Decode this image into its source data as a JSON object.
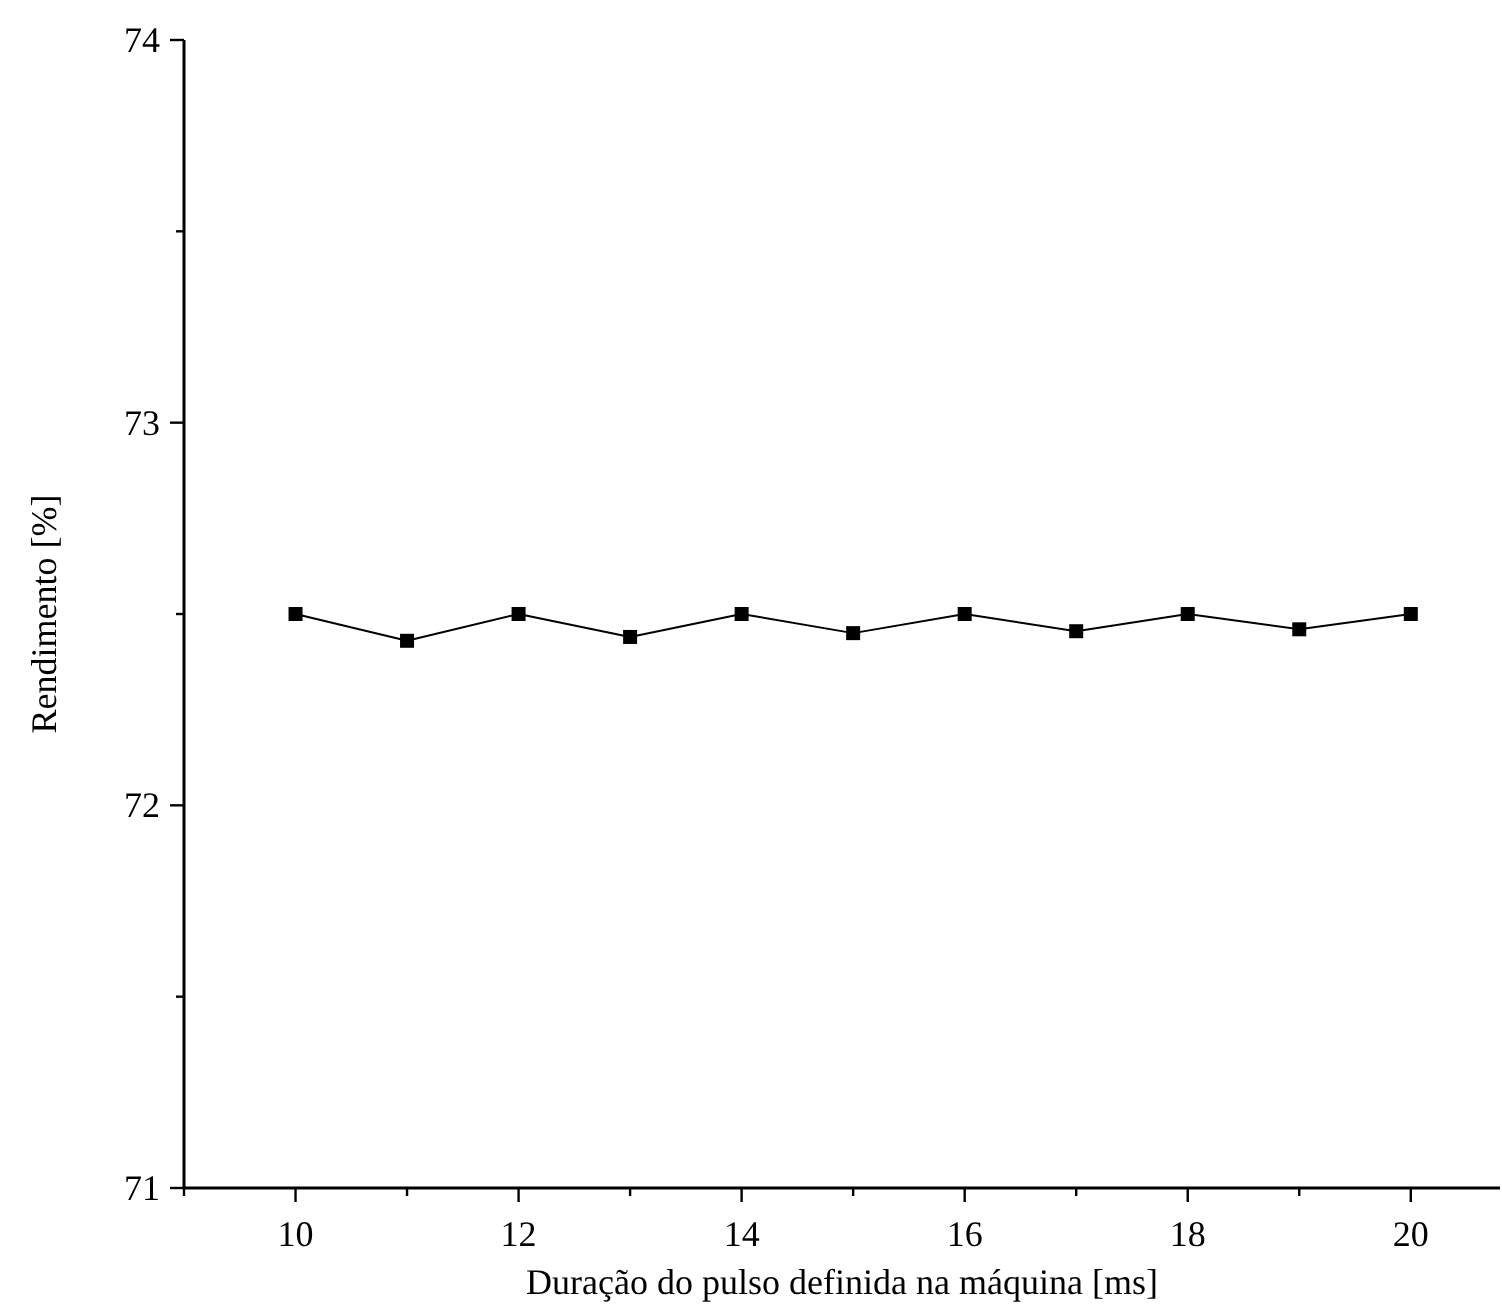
{
  "chart_data": {
    "type": "line",
    "xlabel": "Duração do pulso definida na máquina [ms]",
    "ylabel": "Rendimento [%]",
    "x": [
      10,
      11,
      12,
      13,
      14,
      15,
      16,
      17,
      18,
      19,
      20
    ],
    "series": [
      {
        "color": "#000000",
        "values": [
          72.5,
          72.43,
          72.5,
          72.44,
          72.5,
          72.45,
          72.5,
          72.455,
          72.5,
          72.46,
          72.5
        ]
      }
    ],
    "xlim": [
      9,
      20.8
    ],
    "xticks": [
      {
        "value": 9,
        "label": null
      },
      10,
      {
        "value": 11,
        "label": null
      },
      12,
      {
        "value": 13,
        "label": null
      },
      14,
      {
        "value": 15,
        "label": null
      },
      16,
      {
        "value": 17,
        "label": null
      },
      18,
      {
        "value": 19,
        "label": null
      },
      20
    ],
    "ylim": [
      71,
      74
    ],
    "yticks": [
      71,
      {
        "value": 71.5,
        "label": null
      },
      72,
      {
        "value": 72.5,
        "label": null
      },
      73,
      {
        "value": 73.5,
        "label": null
      },
      74
    ],
    "grid": false,
    "marker": "square",
    "line_style": "solid"
  }
}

> Exercise
Copy the data character for character, but drop all pictures from the copy.

> Output for this exercise
Decode this image into its source data as a JSON object.
{
  "chart_data": {
    "type": "line",
    "xlabel": "Duração do pulso definida na máquina [ms]",
    "ylabel": "Rendimento [%]",
    "x": [
      10,
      11,
      12,
      13,
      14,
      15,
      16,
      17,
      18,
      19,
      20
    ],
    "series": [
      {
        "color": "#000000",
        "values": [
          72.5,
          72.43,
          72.5,
          72.44,
          72.5,
          72.45,
          72.5,
          72.455,
          72.5,
          72.46,
          72.5
        ]
      }
    ],
    "xlim": [
      9,
      20.8
    ],
    "xticks": [
      {
        "value": 9,
        "label": null
      },
      10,
      {
        "value": 11,
        "label": null
      },
      12,
      {
        "value": 13,
        "label": null
      },
      14,
      {
        "value": 15,
        "label": null
      },
      16,
      {
        "value": 17,
        "label": null
      },
      18,
      {
        "value": 19,
        "label": null
      },
      20
    ],
    "ylim": [
      71,
      74
    ],
    "yticks": [
      71,
      {
        "value": 71.5,
        "label": null
      },
      72,
      {
        "value": 72.5,
        "label": null
      },
      73,
      {
        "value": 73.5,
        "label": null
      },
      74
    ],
    "grid": false,
    "marker": "square",
    "line_style": "solid"
  }
}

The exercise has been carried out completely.